— start Records —
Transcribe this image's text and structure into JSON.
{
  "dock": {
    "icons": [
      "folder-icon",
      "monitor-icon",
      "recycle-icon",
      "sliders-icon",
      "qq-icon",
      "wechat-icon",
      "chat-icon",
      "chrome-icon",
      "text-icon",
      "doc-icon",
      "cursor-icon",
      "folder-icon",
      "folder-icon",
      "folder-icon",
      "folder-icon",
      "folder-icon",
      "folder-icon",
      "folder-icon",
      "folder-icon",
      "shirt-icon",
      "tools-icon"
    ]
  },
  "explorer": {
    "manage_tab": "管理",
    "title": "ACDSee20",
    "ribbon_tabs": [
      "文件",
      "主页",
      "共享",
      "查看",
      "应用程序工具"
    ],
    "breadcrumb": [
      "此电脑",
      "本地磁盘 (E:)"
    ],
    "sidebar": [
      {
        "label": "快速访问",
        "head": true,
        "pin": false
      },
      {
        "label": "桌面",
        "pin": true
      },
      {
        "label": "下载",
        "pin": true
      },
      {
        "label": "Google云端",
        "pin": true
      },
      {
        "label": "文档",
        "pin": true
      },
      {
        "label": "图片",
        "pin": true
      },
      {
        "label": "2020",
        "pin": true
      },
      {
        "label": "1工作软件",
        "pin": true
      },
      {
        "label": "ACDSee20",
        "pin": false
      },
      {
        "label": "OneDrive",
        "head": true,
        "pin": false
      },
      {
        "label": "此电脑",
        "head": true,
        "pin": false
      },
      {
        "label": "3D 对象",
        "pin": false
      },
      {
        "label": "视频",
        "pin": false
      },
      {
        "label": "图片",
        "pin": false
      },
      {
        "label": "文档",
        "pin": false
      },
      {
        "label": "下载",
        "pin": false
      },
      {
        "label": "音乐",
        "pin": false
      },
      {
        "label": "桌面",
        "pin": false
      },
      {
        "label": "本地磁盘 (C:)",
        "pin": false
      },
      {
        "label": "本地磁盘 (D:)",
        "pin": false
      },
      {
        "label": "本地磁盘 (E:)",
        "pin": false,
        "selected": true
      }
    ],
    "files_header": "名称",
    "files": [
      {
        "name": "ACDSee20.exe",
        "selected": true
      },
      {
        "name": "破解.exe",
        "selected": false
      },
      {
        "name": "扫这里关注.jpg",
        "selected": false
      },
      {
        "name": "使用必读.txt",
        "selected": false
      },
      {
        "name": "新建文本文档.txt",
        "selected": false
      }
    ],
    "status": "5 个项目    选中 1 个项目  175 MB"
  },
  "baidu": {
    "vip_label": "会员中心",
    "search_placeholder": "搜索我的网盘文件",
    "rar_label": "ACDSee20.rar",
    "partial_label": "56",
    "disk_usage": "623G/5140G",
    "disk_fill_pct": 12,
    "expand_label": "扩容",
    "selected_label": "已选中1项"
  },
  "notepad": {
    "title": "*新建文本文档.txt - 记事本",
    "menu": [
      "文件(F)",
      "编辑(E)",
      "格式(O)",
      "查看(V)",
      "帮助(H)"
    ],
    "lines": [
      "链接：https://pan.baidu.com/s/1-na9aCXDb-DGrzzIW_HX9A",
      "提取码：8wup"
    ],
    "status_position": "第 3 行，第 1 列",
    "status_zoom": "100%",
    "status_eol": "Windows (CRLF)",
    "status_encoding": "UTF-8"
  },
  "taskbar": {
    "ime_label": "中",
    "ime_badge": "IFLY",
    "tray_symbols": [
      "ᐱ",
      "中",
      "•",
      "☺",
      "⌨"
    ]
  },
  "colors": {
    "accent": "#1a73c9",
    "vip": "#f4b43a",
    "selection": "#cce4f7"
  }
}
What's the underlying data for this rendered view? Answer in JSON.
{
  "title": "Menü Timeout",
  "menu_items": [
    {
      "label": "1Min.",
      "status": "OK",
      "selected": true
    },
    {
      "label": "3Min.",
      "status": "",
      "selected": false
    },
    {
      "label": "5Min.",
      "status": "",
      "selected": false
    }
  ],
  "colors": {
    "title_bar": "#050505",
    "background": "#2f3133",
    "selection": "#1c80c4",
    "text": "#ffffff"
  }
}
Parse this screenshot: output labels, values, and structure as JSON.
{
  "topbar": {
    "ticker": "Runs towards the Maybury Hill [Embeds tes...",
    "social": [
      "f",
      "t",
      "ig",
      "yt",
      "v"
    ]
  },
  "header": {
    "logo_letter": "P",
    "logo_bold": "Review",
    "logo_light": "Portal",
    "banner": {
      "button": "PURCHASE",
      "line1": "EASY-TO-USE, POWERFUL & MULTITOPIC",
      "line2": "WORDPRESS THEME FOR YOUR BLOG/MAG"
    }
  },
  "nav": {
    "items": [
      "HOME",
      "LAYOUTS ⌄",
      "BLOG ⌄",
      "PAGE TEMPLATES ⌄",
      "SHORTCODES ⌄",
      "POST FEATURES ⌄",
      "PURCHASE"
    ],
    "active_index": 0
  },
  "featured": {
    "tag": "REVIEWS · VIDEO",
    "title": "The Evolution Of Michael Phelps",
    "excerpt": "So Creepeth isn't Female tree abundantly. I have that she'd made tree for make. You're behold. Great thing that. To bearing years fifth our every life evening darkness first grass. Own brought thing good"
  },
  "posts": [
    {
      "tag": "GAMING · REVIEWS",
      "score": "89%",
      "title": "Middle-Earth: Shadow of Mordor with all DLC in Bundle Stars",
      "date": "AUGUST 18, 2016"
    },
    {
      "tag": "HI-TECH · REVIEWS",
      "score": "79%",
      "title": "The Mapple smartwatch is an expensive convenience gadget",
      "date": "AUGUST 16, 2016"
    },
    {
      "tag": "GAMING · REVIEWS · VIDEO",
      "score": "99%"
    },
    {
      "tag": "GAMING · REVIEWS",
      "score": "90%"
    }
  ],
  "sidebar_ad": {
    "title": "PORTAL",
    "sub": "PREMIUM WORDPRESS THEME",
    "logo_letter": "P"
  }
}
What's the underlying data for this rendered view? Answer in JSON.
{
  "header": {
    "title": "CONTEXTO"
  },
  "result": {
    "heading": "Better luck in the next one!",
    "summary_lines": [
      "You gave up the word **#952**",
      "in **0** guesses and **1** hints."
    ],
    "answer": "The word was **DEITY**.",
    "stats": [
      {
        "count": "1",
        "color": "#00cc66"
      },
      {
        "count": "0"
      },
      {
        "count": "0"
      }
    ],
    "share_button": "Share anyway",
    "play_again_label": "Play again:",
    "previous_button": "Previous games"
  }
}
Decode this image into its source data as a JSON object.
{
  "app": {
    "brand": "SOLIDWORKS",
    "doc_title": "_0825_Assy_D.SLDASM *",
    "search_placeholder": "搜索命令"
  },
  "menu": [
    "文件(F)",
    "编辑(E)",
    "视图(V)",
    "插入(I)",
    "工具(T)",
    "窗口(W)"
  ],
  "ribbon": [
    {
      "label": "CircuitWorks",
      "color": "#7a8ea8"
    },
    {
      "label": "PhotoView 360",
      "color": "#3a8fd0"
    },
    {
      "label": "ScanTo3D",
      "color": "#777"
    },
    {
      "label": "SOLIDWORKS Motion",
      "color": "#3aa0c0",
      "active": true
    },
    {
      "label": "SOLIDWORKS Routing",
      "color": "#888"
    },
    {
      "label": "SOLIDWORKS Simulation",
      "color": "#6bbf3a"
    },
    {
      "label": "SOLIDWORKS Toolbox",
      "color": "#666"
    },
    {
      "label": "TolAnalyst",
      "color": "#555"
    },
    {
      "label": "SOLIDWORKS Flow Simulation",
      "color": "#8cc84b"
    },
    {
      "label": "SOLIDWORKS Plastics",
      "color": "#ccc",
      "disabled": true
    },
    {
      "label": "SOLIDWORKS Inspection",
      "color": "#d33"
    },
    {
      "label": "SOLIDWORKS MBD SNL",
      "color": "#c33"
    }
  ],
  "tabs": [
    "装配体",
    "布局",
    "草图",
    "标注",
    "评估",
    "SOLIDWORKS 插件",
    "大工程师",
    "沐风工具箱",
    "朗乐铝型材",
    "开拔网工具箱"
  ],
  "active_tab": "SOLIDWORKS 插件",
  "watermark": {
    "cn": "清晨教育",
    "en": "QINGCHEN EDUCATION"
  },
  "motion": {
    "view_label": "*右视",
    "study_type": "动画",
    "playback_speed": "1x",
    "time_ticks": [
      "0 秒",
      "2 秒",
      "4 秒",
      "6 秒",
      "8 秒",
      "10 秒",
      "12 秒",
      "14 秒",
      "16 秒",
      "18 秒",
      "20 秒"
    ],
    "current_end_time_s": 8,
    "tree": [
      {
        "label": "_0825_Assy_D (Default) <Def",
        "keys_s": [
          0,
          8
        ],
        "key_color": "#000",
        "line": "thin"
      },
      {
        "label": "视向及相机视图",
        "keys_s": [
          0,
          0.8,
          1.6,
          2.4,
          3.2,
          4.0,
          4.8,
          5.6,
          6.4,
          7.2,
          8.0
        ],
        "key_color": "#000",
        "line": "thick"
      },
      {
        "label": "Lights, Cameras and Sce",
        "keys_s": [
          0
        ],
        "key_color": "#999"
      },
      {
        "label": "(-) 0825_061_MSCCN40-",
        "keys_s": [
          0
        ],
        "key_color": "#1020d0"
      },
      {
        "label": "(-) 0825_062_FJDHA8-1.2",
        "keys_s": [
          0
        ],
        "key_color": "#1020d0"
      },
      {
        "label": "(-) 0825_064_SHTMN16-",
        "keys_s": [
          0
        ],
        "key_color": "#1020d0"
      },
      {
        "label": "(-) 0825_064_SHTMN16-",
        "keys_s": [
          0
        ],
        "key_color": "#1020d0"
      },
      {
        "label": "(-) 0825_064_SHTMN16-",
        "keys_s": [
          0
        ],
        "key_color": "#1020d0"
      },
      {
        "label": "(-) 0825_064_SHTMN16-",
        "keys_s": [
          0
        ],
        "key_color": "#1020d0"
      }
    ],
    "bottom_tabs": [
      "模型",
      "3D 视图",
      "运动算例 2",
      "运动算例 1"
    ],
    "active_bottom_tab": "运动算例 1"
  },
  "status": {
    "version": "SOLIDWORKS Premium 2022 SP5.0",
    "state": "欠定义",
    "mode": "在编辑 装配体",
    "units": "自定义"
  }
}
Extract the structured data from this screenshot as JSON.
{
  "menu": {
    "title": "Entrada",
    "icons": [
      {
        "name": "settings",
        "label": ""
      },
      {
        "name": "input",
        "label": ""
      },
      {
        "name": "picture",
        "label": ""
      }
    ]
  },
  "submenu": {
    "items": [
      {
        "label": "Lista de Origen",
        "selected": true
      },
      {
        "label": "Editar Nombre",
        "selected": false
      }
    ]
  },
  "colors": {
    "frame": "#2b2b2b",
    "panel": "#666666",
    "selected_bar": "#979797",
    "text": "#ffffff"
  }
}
— end Records —
**What needs to be done**
Of all the lines in the listing above, how many include "data"? Write only the number.

**Response to this exercise**
4